> EXERCISE TASK
Only lines with the word "will" are needed; collect each of them from the listing below.

> INPUT RECORDS
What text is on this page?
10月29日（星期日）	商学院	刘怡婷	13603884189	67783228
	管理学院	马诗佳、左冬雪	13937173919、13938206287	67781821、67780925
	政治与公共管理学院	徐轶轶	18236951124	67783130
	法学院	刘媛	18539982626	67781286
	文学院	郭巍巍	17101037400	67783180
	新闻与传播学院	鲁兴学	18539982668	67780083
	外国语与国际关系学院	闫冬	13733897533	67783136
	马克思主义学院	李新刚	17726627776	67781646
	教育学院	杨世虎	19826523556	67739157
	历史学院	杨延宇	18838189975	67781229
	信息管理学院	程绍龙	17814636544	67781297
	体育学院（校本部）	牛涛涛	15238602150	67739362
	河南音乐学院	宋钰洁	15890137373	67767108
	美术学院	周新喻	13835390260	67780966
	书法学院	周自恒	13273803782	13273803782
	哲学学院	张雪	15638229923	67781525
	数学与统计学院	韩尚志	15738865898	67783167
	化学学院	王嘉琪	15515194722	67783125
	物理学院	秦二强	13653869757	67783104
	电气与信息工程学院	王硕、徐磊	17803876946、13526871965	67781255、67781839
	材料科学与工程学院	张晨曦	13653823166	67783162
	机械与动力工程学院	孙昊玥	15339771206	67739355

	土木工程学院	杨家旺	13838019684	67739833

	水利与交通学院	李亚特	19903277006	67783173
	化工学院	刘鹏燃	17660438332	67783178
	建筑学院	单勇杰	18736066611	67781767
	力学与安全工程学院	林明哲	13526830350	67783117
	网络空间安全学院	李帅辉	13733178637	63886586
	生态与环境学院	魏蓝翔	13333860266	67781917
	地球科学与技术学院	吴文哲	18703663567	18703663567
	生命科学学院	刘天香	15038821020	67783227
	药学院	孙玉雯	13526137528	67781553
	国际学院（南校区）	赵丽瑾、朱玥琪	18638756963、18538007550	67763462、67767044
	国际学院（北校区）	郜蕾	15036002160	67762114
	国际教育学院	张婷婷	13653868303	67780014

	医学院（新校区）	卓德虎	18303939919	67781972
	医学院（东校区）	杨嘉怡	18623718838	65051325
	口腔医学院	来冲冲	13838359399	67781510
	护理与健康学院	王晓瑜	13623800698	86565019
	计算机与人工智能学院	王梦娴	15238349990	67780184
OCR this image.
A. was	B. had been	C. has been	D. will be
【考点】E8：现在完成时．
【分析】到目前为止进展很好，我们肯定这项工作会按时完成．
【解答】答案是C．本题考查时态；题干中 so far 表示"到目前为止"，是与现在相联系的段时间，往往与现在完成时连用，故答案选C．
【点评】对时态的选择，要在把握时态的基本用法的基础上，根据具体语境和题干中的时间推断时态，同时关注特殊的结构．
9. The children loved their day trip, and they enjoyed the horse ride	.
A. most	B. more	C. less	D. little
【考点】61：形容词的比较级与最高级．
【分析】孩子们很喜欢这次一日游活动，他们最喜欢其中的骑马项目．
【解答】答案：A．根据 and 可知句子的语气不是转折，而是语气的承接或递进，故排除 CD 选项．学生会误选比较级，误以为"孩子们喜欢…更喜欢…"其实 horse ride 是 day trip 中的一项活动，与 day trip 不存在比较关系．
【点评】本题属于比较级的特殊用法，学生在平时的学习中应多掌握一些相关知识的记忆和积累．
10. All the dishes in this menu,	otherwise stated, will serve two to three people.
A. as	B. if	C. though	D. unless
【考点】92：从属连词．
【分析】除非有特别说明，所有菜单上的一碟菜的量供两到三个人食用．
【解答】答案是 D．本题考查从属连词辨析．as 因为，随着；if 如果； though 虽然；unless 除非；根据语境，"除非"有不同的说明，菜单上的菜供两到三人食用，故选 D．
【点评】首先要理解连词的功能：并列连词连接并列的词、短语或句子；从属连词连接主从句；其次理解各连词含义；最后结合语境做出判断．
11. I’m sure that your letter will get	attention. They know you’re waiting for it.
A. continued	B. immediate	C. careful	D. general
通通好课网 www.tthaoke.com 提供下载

> RESULT
A. was	B. had been	C. has been	D. will be
10. All the dishes in this menu,	otherwise stated, will serve two to three people.
11. I’m sure that your letter will get	attention. They know you’re waiting for it.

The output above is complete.